■ **GIVEN INSTRUCTION**:
Please copy the material from its start through the line containing "legend: method smash", substituting "legend-text" for "legend-label" and leaving everything else unchanged.

■ **DATASET EXTRACT**:
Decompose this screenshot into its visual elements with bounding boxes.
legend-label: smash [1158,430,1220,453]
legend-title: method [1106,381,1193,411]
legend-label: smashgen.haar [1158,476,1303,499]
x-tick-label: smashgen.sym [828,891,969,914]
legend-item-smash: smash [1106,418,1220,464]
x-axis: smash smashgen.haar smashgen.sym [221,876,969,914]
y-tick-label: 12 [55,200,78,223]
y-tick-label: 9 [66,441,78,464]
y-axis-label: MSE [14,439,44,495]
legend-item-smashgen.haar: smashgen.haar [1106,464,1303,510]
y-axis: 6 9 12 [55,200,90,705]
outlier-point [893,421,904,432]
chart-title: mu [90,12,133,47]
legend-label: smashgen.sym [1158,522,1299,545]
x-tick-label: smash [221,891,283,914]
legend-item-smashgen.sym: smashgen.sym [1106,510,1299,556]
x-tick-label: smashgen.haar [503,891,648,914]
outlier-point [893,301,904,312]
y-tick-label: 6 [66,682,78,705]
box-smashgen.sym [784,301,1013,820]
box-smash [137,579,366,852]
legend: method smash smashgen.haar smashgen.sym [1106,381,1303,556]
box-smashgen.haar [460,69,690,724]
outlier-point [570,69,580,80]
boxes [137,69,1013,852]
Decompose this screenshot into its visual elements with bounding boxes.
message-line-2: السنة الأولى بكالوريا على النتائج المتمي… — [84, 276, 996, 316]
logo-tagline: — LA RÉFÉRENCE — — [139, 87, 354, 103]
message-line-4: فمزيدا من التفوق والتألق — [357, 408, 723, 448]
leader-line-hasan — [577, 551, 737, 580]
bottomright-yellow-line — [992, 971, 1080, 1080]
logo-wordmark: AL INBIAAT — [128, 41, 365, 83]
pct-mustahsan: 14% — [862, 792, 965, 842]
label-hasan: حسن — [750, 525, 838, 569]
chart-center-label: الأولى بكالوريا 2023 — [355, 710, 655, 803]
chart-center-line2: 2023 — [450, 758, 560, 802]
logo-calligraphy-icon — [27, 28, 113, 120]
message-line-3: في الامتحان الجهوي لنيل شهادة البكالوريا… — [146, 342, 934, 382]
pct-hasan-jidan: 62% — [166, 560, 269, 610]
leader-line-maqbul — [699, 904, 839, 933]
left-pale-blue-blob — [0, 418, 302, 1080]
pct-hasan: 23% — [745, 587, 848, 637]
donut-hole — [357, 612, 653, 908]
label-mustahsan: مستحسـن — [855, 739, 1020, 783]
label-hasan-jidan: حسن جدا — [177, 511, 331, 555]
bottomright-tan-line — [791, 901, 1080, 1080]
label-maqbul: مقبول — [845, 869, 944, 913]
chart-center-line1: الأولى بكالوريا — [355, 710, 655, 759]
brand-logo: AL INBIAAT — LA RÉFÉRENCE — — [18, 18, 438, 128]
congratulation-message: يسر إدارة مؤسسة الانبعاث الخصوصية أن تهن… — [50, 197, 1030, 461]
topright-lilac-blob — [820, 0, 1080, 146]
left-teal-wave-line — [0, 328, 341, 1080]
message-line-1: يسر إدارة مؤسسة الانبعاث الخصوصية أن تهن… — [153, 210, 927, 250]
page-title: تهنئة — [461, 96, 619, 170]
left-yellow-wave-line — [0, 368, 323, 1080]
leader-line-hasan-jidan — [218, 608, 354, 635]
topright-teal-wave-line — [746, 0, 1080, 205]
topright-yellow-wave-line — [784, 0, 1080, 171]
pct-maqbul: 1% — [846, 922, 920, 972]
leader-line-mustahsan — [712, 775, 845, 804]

■ **CORRECT OUTPUT**:
Decompose this screenshot into its visual elements with bounding boxes.
legend-text: smash [1158,430,1220,453]
legend-title: method [1106,381,1193,411]
legend-text: smashgen.haar [1158,476,1303,499]
x-tick-label: smashgen.sym [828,891,969,914]
legend-item-smash: smash [1106,418,1220,464]
x-axis: smash smashgen.haar smashgen.sym [221,876,969,914]
y-tick-label: 12 [55,200,78,223]
y-tick-label: 9 [66,441,78,464]
y-axis-label: MSE [14,439,44,495]
legend-item-smashgen.haar: smashgen.haar [1106,464,1303,510]
y-axis: 6 9 12 [55,200,90,705]
outlier-point [893,421,904,432]
chart-title: mu [90,12,133,47]
legend-text: smashgen.sym [1158,522,1299,545]
x-tick-label: smash [221,891,283,914]
legend-item-smashgen.sym: smashgen.sym [1106,510,1299,556]
x-tick-label: smashgen.haar [503,891,648,914]
outlier-point [893,301,904,312]
y-tick-label: 6 [66,682,78,705]
box-smashgen.sym [784,301,1013,820]
box-smash [137,579,366,852]
legend: method smash smashgen.haar smashgen.sym [1106,381,1303,556]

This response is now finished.